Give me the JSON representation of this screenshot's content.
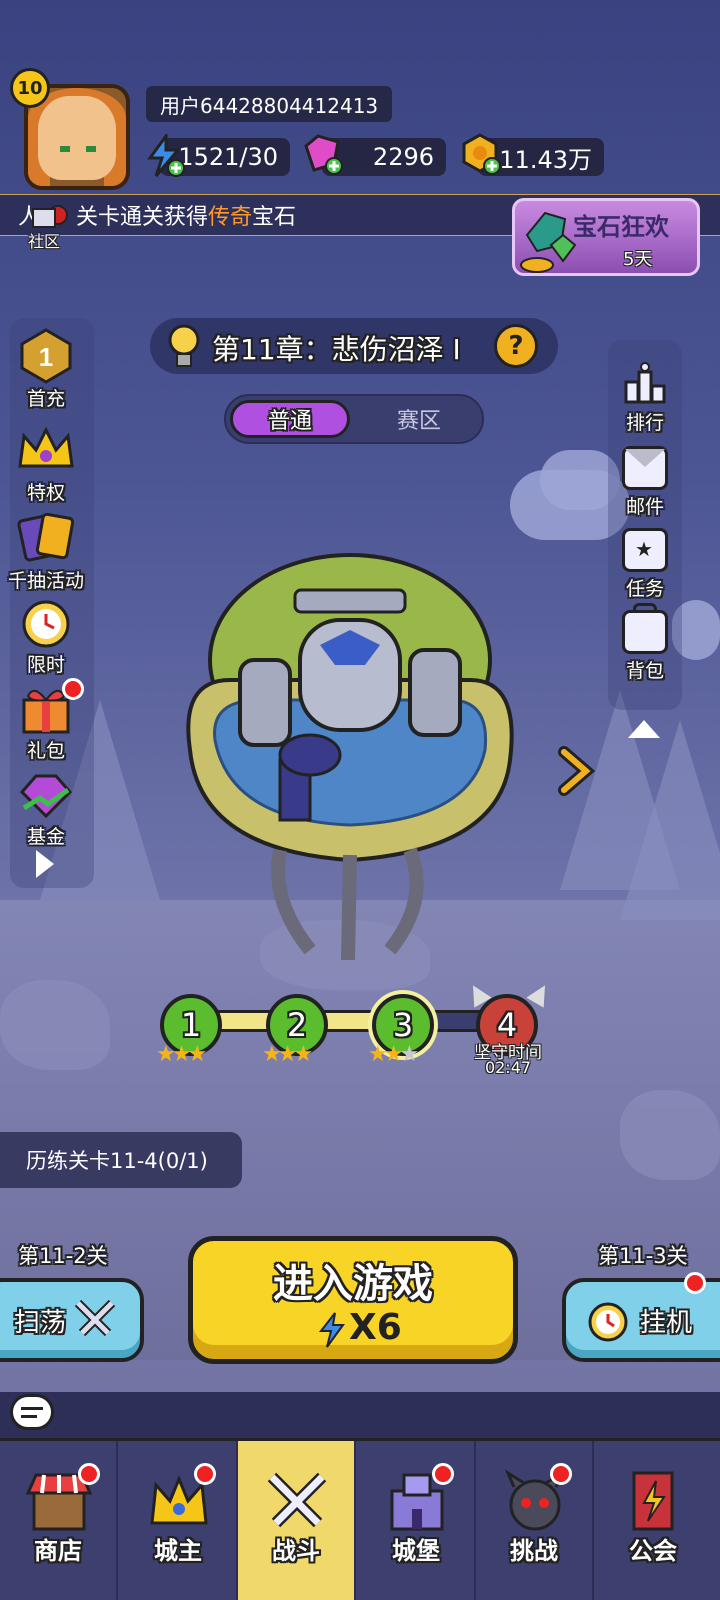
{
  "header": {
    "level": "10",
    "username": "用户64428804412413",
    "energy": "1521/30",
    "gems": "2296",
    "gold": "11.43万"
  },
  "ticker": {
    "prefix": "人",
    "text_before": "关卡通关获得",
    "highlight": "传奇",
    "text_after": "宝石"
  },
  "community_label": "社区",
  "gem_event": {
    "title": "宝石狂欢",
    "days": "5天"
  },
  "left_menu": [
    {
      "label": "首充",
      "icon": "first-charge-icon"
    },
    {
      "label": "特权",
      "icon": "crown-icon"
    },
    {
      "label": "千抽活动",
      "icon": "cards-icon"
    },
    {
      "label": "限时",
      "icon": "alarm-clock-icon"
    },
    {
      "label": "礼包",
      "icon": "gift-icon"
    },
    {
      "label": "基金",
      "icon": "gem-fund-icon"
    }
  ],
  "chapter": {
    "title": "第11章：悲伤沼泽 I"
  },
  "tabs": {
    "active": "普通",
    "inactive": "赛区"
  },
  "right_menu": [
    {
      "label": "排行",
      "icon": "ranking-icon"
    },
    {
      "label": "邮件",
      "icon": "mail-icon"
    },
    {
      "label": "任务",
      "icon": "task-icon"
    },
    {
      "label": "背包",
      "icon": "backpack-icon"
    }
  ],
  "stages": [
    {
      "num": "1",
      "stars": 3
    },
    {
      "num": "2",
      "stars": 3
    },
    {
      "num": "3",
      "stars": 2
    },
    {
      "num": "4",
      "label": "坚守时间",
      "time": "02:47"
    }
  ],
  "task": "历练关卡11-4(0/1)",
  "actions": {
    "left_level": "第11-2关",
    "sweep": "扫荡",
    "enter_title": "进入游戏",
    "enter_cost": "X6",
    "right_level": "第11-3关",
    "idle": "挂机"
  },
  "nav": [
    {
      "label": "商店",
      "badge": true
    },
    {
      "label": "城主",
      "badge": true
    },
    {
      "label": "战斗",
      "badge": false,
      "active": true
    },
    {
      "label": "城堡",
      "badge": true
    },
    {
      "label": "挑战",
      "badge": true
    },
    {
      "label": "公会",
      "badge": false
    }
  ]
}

= = = = =

Short problem: Write the listing above out again exactly, dropping each image.

Full response:
Give me the JSON representation of this screenshot's content.
{
  "header": {
    "level": "10",
    "username": "用户64428804412413",
    "energy": "1521/30",
    "gems": "2296",
    "gold": "11.43万"
  },
  "ticker": {
    "prefix": "人",
    "text_before": "关卡通关获得",
    "highlight": "传奇",
    "text_after": "宝石"
  },
  "community_label": "社区",
  "gem_event": {
    "title": "宝石狂欢",
    "days": "5天"
  },
  "left_menu": [
    {
      "label": "首充",
      "icon": "first-charge-icon"
    },
    {
      "label": "特权",
      "icon": "crown-icon"
    },
    {
      "label": "千抽活动",
      "icon": "cards-icon"
    },
    {
      "label": "限时",
      "icon": "alarm-clock-icon"
    },
    {
      "label": "礼包",
      "icon": "gift-icon"
    },
    {
      "label": "基金",
      "icon": "gem-fund-icon"
    }
  ],
  "chapter": {
    "title": "第11章：悲伤沼泽 I"
  },
  "tabs": {
    "active": "普通",
    "inactive": "赛区"
  },
  "right_menu": [
    {
      "label": "排行",
      "icon": "ranking-icon"
    },
    {
      "label": "邮件",
      "icon": "mail-icon"
    },
    {
      "label": "任务",
      "icon": "task-icon"
    },
    {
      "label": "背包",
      "icon": "backpack-icon"
    }
  ],
  "stages": [
    {
      "num": "1",
      "stars": 3
    },
    {
      "num": "2",
      "stars": 3
    },
    {
      "num": "3",
      "stars": 2
    },
    {
      "num": "4",
      "label": "坚守时间",
      "time": "02:47"
    }
  ],
  "task": "历练关卡11-4(0/1)",
  "actions": {
    "left_level": "第11-2关",
    "sweep": "扫荡",
    "enter_title": "进入游戏",
    "enter_cost": "X6",
    "right_level": "第11-3关",
    "idle": "挂机"
  },
  "nav": [
    {
      "label": "商店",
      "badge": true
    },
    {
      "label": "城主",
      "badge": true
    },
    {
      "label": "战斗",
      "badge": false,
      "active": true
    },
    {
      "label": "城堡",
      "badge": true
    },
    {
      "label": "挑战",
      "badge": true
    },
    {
      "label": "公会",
      "badge": false
    }
  ]
}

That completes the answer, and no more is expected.